__Goal of the exercise__. Give back exactly the lines running from the line with "OCR this image." to the end of the entries, and only those lines.

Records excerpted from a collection
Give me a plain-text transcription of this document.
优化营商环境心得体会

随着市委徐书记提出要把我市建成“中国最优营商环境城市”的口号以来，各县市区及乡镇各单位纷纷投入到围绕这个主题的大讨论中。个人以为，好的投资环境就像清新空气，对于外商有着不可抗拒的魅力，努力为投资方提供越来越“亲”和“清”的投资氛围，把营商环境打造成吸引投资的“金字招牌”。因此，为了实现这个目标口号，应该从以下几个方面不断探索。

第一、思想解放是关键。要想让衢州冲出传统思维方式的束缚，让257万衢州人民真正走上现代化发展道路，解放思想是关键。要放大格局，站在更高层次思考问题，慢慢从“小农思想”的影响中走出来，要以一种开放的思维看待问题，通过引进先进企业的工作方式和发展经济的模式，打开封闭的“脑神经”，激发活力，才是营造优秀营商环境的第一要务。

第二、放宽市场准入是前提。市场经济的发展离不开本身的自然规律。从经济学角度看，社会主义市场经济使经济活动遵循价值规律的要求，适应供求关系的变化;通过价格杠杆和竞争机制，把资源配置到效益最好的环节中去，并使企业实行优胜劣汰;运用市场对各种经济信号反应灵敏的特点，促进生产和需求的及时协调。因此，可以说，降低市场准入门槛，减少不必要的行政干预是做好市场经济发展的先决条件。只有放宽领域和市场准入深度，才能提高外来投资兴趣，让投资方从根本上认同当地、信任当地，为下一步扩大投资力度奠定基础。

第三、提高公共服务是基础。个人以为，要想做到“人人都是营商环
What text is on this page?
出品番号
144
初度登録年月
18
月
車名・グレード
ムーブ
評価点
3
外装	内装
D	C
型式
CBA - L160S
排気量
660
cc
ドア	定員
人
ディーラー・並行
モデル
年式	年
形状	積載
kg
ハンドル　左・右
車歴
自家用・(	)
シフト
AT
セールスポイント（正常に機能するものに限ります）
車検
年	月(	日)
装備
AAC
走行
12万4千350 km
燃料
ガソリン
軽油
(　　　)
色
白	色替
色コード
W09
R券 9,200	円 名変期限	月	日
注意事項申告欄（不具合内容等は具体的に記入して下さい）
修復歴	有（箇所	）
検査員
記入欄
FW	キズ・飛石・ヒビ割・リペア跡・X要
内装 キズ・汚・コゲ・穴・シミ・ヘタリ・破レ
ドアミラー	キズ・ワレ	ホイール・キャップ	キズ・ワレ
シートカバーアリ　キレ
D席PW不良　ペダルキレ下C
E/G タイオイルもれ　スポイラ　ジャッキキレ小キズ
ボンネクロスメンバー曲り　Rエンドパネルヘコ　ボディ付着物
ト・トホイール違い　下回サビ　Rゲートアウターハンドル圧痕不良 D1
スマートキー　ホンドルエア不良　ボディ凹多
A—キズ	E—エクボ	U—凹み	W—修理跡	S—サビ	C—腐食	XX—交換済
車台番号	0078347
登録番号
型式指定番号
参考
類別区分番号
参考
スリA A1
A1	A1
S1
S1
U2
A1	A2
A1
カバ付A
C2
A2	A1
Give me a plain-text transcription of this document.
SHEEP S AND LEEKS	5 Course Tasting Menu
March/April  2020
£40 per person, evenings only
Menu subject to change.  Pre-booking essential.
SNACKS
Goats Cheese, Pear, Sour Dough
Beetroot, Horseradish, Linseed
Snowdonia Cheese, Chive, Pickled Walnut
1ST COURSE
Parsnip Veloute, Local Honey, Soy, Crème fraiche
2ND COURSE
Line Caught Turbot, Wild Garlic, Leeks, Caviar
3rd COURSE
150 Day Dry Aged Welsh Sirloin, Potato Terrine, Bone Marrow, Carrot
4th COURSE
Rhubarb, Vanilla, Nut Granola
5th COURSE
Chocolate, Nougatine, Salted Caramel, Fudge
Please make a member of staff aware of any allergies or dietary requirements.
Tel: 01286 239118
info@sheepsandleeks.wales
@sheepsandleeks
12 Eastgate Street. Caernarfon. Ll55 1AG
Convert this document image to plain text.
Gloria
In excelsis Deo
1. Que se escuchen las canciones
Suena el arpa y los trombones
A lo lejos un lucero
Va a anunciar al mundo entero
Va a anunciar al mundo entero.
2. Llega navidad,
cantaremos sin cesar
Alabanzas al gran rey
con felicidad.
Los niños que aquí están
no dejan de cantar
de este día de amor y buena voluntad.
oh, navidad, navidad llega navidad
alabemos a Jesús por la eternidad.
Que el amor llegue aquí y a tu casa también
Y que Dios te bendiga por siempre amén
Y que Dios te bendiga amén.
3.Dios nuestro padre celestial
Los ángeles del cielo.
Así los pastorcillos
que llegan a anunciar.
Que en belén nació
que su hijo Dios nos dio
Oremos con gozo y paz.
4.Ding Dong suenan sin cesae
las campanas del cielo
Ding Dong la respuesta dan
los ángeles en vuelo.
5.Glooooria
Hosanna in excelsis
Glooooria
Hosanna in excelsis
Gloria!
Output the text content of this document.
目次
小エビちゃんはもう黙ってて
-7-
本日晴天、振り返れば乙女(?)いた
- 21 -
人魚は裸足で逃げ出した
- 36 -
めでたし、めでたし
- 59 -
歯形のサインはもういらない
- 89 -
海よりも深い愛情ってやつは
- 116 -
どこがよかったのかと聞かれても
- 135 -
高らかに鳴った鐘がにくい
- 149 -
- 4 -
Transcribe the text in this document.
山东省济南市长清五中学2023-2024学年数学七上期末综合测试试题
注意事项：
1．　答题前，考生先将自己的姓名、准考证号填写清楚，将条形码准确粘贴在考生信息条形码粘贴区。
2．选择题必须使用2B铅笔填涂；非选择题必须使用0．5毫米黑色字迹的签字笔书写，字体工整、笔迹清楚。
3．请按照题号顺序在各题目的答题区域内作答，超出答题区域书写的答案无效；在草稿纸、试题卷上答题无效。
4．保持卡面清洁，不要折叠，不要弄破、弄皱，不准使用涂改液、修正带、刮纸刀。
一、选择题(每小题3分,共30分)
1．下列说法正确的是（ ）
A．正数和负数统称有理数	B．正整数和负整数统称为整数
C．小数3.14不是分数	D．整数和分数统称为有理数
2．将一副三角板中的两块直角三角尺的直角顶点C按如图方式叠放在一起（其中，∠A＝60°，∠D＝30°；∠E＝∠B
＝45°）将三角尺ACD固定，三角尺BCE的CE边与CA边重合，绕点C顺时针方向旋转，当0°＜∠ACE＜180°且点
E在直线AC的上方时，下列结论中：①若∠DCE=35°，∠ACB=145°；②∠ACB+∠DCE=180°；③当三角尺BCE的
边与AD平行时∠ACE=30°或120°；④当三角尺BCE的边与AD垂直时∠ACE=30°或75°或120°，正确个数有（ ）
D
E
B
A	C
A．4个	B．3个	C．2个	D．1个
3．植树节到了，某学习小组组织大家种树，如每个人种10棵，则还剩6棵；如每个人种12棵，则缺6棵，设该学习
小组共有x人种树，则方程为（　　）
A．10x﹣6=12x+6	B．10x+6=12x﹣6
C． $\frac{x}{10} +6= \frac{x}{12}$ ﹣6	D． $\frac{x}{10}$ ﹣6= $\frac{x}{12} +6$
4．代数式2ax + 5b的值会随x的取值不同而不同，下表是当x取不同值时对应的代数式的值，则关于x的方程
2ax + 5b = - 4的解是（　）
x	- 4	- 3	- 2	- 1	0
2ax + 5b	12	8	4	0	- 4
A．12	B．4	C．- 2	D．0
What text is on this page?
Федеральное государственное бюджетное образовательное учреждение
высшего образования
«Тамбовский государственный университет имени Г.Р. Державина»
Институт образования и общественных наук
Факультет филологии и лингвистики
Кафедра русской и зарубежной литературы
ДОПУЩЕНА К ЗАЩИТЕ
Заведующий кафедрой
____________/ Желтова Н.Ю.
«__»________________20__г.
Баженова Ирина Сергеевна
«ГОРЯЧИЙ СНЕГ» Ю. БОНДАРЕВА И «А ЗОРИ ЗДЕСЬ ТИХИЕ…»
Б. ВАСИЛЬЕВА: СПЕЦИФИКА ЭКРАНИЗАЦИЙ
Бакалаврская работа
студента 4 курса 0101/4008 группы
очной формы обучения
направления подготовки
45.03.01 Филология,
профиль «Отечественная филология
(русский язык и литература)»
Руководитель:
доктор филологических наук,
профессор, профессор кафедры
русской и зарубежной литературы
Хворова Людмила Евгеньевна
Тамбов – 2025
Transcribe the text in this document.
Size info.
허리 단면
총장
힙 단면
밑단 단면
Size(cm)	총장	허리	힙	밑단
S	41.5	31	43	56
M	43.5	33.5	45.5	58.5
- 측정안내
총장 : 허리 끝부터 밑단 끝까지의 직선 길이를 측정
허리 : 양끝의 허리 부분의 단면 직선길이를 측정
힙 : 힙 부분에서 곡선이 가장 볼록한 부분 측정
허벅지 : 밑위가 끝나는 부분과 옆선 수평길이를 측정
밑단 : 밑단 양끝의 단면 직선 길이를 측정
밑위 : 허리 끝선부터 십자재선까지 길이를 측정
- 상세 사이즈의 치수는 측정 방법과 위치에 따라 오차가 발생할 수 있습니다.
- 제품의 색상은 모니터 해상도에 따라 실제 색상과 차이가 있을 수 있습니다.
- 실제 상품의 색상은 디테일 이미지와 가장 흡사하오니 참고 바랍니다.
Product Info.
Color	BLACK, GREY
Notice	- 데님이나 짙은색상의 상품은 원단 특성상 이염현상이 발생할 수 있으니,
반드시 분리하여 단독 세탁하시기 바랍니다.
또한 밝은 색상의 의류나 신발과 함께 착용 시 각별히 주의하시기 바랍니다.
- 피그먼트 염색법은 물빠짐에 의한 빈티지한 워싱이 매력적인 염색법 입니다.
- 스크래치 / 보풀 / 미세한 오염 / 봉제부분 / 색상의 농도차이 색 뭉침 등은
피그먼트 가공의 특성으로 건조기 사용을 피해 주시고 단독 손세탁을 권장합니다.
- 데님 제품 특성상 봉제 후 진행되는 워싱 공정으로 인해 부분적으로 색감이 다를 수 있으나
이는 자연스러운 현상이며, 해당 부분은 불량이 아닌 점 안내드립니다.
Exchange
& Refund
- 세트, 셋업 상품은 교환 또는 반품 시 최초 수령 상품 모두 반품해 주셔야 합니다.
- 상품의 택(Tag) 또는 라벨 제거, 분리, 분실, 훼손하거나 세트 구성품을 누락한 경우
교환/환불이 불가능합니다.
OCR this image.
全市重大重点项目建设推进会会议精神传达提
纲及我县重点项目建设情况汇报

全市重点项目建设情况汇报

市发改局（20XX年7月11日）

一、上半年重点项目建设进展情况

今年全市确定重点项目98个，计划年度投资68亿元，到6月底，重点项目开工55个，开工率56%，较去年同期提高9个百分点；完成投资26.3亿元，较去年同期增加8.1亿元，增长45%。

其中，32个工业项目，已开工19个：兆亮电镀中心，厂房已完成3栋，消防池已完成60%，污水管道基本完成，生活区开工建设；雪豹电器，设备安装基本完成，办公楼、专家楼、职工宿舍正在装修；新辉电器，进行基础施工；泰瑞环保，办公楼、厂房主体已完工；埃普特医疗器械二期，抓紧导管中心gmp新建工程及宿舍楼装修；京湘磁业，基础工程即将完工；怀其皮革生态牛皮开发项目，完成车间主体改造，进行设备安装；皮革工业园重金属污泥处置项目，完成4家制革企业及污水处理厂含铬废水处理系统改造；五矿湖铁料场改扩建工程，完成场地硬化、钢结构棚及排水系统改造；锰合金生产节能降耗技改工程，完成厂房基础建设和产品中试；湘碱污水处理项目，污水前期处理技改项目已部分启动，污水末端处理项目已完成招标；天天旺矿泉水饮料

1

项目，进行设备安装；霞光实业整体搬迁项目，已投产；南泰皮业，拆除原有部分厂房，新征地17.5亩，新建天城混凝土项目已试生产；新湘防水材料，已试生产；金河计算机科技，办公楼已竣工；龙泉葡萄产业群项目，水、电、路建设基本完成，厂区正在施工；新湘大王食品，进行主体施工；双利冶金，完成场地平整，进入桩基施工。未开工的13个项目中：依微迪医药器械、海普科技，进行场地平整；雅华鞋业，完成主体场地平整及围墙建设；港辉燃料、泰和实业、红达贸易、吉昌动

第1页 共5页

__Task answer__.
OCR this image.
全市重大重点项目建设推进会会议精神传达提
纲及我县重点项目建设情况汇报

全市重点项目建设情况汇报

市发改局（20XX年7月11日）

一、上半年重点项目建设进展情况

今年全市确定重点项目98个，计划年度投资68亿元，到6月底，重点项目开工55个，开工率56%，较去年同期提高9个百分点；完成投资26.3亿元，较去年同期增加8.1亿元，增长45%。

其中，32个工业项目，已开工19个：兆亮电镀中心，厂房已完成3栋，消防池已完成60%，污水管道基本完成，生活区开工建设；雪豹电器，设备安装基本完成，办公楼、专家楼、职工宿舍正在装修；新辉电器，进行基础施工；泰瑞环保，办公楼、厂房主体已完工；埃普特医疗器械二期，抓紧导管中心gmp新建工程及宿舍楼装修；京湘磁业，基础工程即将完工；怀其皮革生态牛皮开发项目，完成车间主体改造，进行设备安装；皮革工业园重金属污泥处置项目，完成4家制革企业及污水处理厂含铬废水处理系统改造；五矿湖铁料场改扩建工程，完成场地硬化、钢结构棚及排水系统改造；锰合金生产节能降耗技改工程，完成厂房基础建设和产品中试；湘碱污水处理项目，污水前期处理技改项目已部分启动，污水末端处理项目已完成招标；天天旺矿泉水饮料

1

项目，进行设备安装；霞光实业整体搬迁项目，已投产；南泰皮业，拆除原有部分厂房，新征地17.5亩，新建天城混凝土项目已试生产；新湘防水材料，已试生产；金河计算机科技，办公楼已竣工；龙泉葡萄产业群项目，水、电、路建设基本完成，厂区正在施工；新湘大王食品，进行主体施工；双利冶金，完成场地平整，进入桩基施工。未开工的13个项目中：依微迪医药器械、海普科技，进行场地平整；雅华鞋业，完成主体场地平整及围墙建设；港辉燃料、泰和实业、红达贸易、吉昌动

第1页 共5页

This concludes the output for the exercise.